* _Work to be completed_: Please print all of the material below, word for word.

(Stored items)
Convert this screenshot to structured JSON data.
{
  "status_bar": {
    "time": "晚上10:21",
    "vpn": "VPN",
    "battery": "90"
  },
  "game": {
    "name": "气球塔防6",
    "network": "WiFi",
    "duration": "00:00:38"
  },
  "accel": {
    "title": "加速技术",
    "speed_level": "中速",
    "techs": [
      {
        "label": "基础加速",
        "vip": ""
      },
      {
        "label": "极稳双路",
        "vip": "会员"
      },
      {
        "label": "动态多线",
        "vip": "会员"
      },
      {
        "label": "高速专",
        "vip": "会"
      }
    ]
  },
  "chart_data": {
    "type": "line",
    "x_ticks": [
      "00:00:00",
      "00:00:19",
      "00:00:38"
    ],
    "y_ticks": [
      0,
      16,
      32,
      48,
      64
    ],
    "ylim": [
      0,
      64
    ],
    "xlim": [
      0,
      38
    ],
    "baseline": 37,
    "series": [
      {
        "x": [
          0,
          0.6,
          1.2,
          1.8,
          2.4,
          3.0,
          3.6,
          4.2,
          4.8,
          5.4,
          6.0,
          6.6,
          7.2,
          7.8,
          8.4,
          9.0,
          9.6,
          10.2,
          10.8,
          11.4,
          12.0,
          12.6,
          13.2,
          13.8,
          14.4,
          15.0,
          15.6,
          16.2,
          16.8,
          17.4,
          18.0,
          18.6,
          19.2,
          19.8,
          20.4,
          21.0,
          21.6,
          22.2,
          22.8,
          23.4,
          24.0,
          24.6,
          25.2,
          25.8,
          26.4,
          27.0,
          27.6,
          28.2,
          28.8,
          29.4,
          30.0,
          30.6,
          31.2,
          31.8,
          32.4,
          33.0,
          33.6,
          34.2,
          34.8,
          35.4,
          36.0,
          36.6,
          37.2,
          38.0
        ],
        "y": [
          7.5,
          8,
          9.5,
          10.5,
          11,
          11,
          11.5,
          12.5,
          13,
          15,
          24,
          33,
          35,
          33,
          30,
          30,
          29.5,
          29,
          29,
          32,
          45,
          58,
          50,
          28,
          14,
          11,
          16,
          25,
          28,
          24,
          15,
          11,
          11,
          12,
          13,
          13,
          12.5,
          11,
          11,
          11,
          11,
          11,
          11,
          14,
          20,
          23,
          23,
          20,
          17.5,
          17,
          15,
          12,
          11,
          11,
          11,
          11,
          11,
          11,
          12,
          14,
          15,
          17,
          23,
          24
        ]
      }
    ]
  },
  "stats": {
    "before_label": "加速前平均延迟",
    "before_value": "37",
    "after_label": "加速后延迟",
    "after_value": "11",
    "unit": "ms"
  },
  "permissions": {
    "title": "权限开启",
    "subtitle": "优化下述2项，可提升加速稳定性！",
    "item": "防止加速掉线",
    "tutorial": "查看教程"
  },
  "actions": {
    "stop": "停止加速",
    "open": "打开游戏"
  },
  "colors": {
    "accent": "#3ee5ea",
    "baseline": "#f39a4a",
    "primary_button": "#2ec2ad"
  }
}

* _Result below_:
Convert this screenshot to structured JSON data.
{
  "status_bar": {
    "time": "晚上10:21",
    "vpn": "VPN",
    "battery": "90"
  },
  "game": {
    "name": "气球塔防6",
    "network": "WiFi",
    "duration": "00:00:38"
  },
  "accel": {
    "title": "加速技术",
    "speed_level": "中速",
    "techs": [
      {
        "label": "基础加速",
        "vip": ""
      },
      {
        "label": "极稳双路",
        "vip": "会员"
      },
      {
        "label": "动态多线",
        "vip": "会员"
      },
      {
        "label": "高速专",
        "vip": "会"
      }
    ]
  },
  "chart_data": {
    "type": "line",
    "x_ticks": [
      "00:00:00",
      "00:00:19",
      "00:00:38"
    ],
    "y_ticks": [
      0,
      16,
      32,
      48,
      64
    ],
    "ylim": [
      0,
      64
    ],
    "xlim": [
      0,
      38
    ],
    "baseline": 37,
    "series": [
      {
        "x": [
          0,
          0.6,
          1.2,
          1.8,
          2.4,
          3.0,
          3.6,
          4.2,
          4.8,
          5.4,
          6.0,
          6.6,
          7.2,
          7.8,
          8.4,
          9.0,
          9.6,
          10.2,
          10.8,
          11.4,
          12.0,
          12.6,
          13.2,
          13.8,
          14.4,
          15.0,
          15.6,
          16.2,
          16.8,
          17.4,
          18.0,
          18.6,
          19.2,
          19.8,
          20.4,
          21.0,
          21.6,
          22.2,
          22.8,
          23.4,
          24.0,
          24.6,
          25.2,
          25.8,
          26.4,
          27.0,
          27.6,
          28.2,
          28.8,
          29.4,
          30.0,
          30.6,
          31.2,
          31.8,
          32.4,
          33.0,
          33.6,
          34.2,
          34.8,
          35.4,
          36.0,
          36.6,
          37.2,
          38.0
        ],
        "y": [
          7.5,
          8,
          9.5,
          10.5,
          11,
          11,
          11.5,
          12.5,
          13,
          15,
          24,
          33,
          35,
          33,
          30,
          30,
          29.5,
          29,
          29,
          32,
          45,
          58,
          50,
          28,
          14,
          11,
          16,
          25,
          28,
          24,
          15,
          11,
          11,
          12,
          13,
          13,
          12.5,
          11,
          11,
          11,
          11,
          11,
          11,
          14,
          20,
          23,
          23,
          20,
          17.5,
          17,
          15,
          12,
          11,
          11,
          11,
          11,
          11,
          11,
          12,
          14,
          15,
          17,
          23,
          24
        ]
      }
    ]
  },
  "stats": {
    "before_label": "加速前平均延迟",
    "before_value": "37",
    "after_label": "加速后延迟",
    "after_value": "11",
    "unit": "ms"
  },
  "permissions": {
    "title": "权限开启",
    "subtitle": "优化下述2项，可提升加速稳定性！",
    "item": "防止加速掉线",
    "tutorial": "查看教程"
  },
  "actions": {
    "stop": "停止加速",
    "open": "打开游戏"
  },
  "colors": {
    "accent": "#3ee5ea",
    "baseline": "#f39a4a",
    "primary_button": "#2ec2ad"
  }
}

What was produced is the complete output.